Challenge
Exactly reproduce the entries, dropping any pictures from your copy.
* START *
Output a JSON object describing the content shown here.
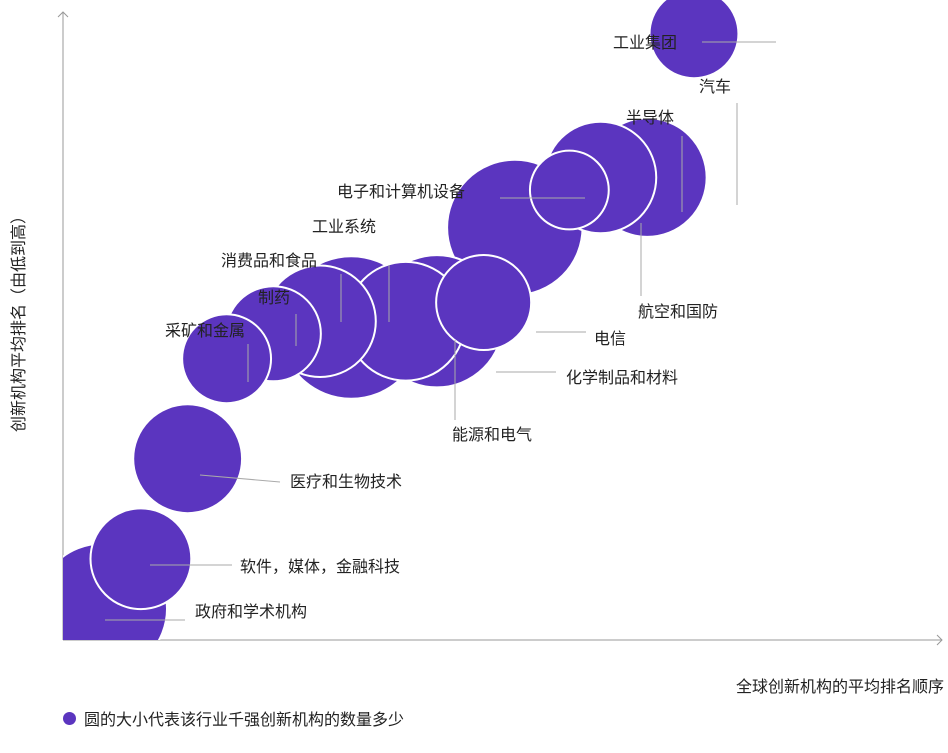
{
  "chart_data": {
    "type": "bubble",
    "xlabel": "全球创新机构的平均排名顺序",
    "ylabel": "创新机构平均排名（由低到高）",
    "xlim": [
      0,
      100
    ],
    "ylim": [
      0,
      100
    ],
    "bubble_color": "#5b35bf",
    "bubble_stroke": "#ffffff",
    "grid": false,
    "points": [
      {
        "label": "政府和学术机构",
        "x": 5,
        "y": 5,
        "size": 60
      },
      {
        "label": "软件，媒体，金融科技",
        "x": 10,
        "y": 13,
        "size": 36
      },
      {
        "label": "医疗和生物技术",
        "x": 16,
        "y": 29,
        "size": 42
      },
      {
        "label": "采矿和金属",
        "x": 21,
        "y": 45,
        "size": 28
      },
      {
        "label": "制药",
        "x": 27,
        "y": 49,
        "size": 32
      },
      {
        "label": "消费品和食品",
        "x": 33,
        "y": 51,
        "size": 44
      },
      {
        "label": "工业系统",
        "x": 37,
        "y": 50,
        "size": 72
      },
      {
        "label": "化学制品和材料",
        "x": 48,
        "y": 51,
        "size": 62
      },
      {
        "label": "能源和电气",
        "x": 44,
        "y": 51,
        "size": 50
      },
      {
        "label": "电信",
        "x": 54,
        "y": 54,
        "size": 32
      },
      {
        "label": "电子和计算机设备",
        "x": 58,
        "y": 66,
        "size": 65
      },
      {
        "label": "航空和国防",
        "x": 65,
        "y": 72,
        "size": 22
      },
      {
        "label": "半导体",
        "x": 69,
        "y": 74,
        "size": 44
      },
      {
        "label": "汽车",
        "x": 75,
        "y": 74,
        "size": 50
      },
      {
        "label": "工业集团",
        "x": 81,
        "y": 97,
        "size": 28
      }
    ]
  },
  "legend": {
    "text": "圆的大小代表该行业千强创新机构的数量多少",
    "color": "#5b35bf"
  }
}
* END *
Written response
Output a JSON object describing the content shown here.
{
  "chart_data": {
    "type": "bubble",
    "xlabel": "全球创新机构的平均排名顺序",
    "ylabel": "创新机构平均排名（由低到高）",
    "xlim": [
      0,
      100
    ],
    "ylim": [
      0,
      100
    ],
    "bubble_color": "#5b35bf",
    "bubble_stroke": "#ffffff",
    "grid": false,
    "points": [
      {
        "label": "政府和学术机构",
        "x": 5,
        "y": 5,
        "size": 60
      },
      {
        "label": "软件，媒体，金融科技",
        "x": 10,
        "y": 13,
        "size": 36
      },
      {
        "label": "医疗和生物技术",
        "x": 16,
        "y": 29,
        "size": 42
      },
      {
        "label": "采矿和金属",
        "x": 21,
        "y": 45,
        "size": 28
      },
      {
        "label": "制药",
        "x": 27,
        "y": 49,
        "size": 32
      },
      {
        "label": "消费品和食品",
        "x": 33,
        "y": 51,
        "size": 44
      },
      {
        "label": "工业系统",
        "x": 37,
        "y": 50,
        "size": 72
      },
      {
        "label": "化学制品和材料",
        "x": 48,
        "y": 51,
        "size": 62
      },
      {
        "label": "能源和电气",
        "x": 44,
        "y": 51,
        "size": 50
      },
      {
        "label": "电信",
        "x": 54,
        "y": 54,
        "size": 32
      },
      {
        "label": "电子和计算机设备",
        "x": 58,
        "y": 66,
        "size": 65
      },
      {
        "label": "航空和国防",
        "x": 65,
        "y": 72,
        "size": 22
      },
      {
        "label": "半导体",
        "x": 69,
        "y": 74,
        "size": 44
      },
      {
        "label": "汽车",
        "x": 75,
        "y": 74,
        "size": 50
      },
      {
        "label": "工业集团",
        "x": 81,
        "y": 97,
        "size": 28
      }
    ]
  },
  "legend": {
    "text": "圆的大小代表该行业千强创新机构的数量多少",
    "color": "#5b35bf"
  }
}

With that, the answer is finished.